**Task details:** Copy every line of the material below word for word.

Stored entries:
________________

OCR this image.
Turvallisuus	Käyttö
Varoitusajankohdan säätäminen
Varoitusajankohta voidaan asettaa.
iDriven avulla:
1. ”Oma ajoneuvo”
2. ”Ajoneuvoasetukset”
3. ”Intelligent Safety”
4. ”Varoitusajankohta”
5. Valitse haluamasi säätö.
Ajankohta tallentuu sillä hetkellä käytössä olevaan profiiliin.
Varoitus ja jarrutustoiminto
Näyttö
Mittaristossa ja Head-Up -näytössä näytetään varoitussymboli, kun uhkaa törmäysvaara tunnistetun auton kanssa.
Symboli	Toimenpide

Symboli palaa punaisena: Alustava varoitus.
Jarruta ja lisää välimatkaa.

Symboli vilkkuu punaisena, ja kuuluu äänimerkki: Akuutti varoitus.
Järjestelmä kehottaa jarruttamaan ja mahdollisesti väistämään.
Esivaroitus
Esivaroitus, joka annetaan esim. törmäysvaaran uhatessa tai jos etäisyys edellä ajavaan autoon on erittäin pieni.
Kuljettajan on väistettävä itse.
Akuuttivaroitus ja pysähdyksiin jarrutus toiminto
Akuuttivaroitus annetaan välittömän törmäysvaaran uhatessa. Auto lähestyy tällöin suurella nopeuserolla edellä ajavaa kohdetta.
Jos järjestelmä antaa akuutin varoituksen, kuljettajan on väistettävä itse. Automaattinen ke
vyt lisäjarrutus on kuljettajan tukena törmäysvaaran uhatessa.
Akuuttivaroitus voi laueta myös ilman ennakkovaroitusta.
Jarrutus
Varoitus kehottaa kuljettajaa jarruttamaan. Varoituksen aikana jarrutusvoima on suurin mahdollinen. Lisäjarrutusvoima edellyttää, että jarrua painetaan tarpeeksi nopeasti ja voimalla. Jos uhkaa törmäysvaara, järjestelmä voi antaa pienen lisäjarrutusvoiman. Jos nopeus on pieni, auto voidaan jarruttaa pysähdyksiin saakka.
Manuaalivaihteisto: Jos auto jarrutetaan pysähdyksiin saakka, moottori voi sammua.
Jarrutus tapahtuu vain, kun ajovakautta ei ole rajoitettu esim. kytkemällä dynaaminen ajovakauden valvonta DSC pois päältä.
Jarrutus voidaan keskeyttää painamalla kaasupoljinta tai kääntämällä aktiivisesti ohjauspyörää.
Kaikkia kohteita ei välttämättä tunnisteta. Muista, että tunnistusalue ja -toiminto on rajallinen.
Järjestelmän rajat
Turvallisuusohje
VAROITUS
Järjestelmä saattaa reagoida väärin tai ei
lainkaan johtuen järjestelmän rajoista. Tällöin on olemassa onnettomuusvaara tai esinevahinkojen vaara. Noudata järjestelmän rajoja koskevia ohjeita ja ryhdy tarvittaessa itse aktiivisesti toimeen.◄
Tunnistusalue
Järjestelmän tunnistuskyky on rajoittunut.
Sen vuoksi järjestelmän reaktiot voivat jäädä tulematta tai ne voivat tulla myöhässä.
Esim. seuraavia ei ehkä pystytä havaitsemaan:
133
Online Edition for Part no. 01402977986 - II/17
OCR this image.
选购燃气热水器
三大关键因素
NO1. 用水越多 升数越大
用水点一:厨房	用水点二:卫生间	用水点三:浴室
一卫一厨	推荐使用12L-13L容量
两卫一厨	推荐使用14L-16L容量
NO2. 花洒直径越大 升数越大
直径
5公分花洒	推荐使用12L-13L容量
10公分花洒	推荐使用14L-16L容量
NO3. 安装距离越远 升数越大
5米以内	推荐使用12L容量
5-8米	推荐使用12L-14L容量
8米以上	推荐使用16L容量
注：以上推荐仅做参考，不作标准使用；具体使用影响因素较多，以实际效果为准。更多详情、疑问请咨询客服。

________________

**Written reply:**
OCR this image.
Turvallisuus	Käyttö
Varoitusajankohdan säätäminen
Varoitusajankohta voidaan asettaa.
iDriven avulla:
1. ”Oma ajoneuvo”
2. ”Ajoneuvoasetukset”
3. ”Intelligent Safety”
4. ”Varoitusajankohta”
5. Valitse haluamasi säätö.
Ajankohta tallentuu sillä hetkellä käytössä olevaan profiiliin.
Varoitus ja jarrutustoiminto
Näyttö
Mittaristossa ja Head-Up -näytössä näytetään varoitussymboli, kun uhkaa törmäysvaara tunnistetun auton kanssa.
Symboli	Toimenpide

Symboli palaa punaisena: Alustava varoitus.
Jarruta ja lisää välimatkaa.

Symboli vilkkuu punaisena, ja kuuluu äänimerkki: Akuutti varoitus.
Järjestelmä kehottaa jarruttamaan ja mahdollisesti väistämään.
Esivaroitus
Esivaroitus, joka annetaan esim. törmäysvaaran uhatessa tai jos etäisyys edellä ajavaan autoon on erittäin pieni.
Kuljettajan on väistettävä itse.
Akuuttivaroitus ja pysähdyksiin jarrutus toiminto
Akuuttivaroitus annetaan välittömän törmäysvaaran uhatessa. Auto lähestyy tällöin suurella nopeuserolla edellä ajavaa kohdetta.
Jos järjestelmä antaa akuutin varoituksen, kuljettajan on väistettävä itse. Automaattinen ke
vyt lisäjarrutus on kuljettajan tukena törmäysvaaran uhatessa.
Akuuttivaroitus voi laueta myös ilman ennakkovaroitusta.
Jarrutus
Varoitus kehottaa kuljettajaa jarruttamaan. Varoituksen aikana jarrutusvoima on suurin mahdollinen. Lisäjarrutusvoima edellyttää, että jarrua painetaan tarpeeksi nopeasti ja voimalla. Jos uhkaa törmäysvaara, järjestelmä voi antaa pienen lisäjarrutusvoiman. Jos nopeus on pieni, auto voidaan jarruttaa pysähdyksiin saakka.
Manuaalivaihteisto: Jos auto jarrutetaan pysähdyksiin saakka, moottori voi sammua.
Jarrutus tapahtuu vain, kun ajovakautta ei ole rajoitettu esim. kytkemällä dynaaminen ajovakauden valvonta DSC pois päältä.
Jarrutus voidaan keskeyttää painamalla kaasupoljinta tai kääntämällä aktiivisesti ohjauspyörää.
Kaikkia kohteita ei välttämättä tunnisteta. Muista, että tunnistusalue ja -toiminto on rajallinen.
Järjestelmän rajat
Turvallisuusohje
VAROITUS
Järjestelmä saattaa reagoida väärin tai ei
lainkaan johtuen järjestelmän rajoista. Tällöin on olemassa onnettomuusvaara tai esinevahinkojen vaara. Noudata järjestelmän rajoja koskevia ohjeita ja ryhdy tarvittaessa itse aktiivisesti toimeen.◄
Tunnistusalue
Järjestelmän tunnistuskyky on rajoittunut.
Sen vuoksi järjestelmän reaktiot voivat jäädä tulematta tai ne voivat tulla myöhässä.
Esim. seuraavia ei ehkä pystytä havaitsemaan:
133
Online Edition for Part no. 01402977986 - II/17
OCR this image.
选购燃气热水器
三大关键因素
NO1. 用水越多 升数越大
用水点一:厨房	用水点二:卫生间	用水点三:浴室
一卫一厨	推荐使用12L-13L容量
两卫一厨	推荐使用14L-16L容量
NO2. 花洒直径越大 升数越大
直径
5公分花洒	推荐使用12L-13L容量
10公分花洒	推荐使用14L-16L容量
NO3. 安装距离越远 升数越大
5米以内	推荐使用12L容量
5-8米	推荐使用12L-14L容量
8米以上	推荐使用16L容量
注：以上推荐仅做参考，不作标准使用；具体使用影响因素较多，以实际效果为准。更多详情、疑问请咨询客服。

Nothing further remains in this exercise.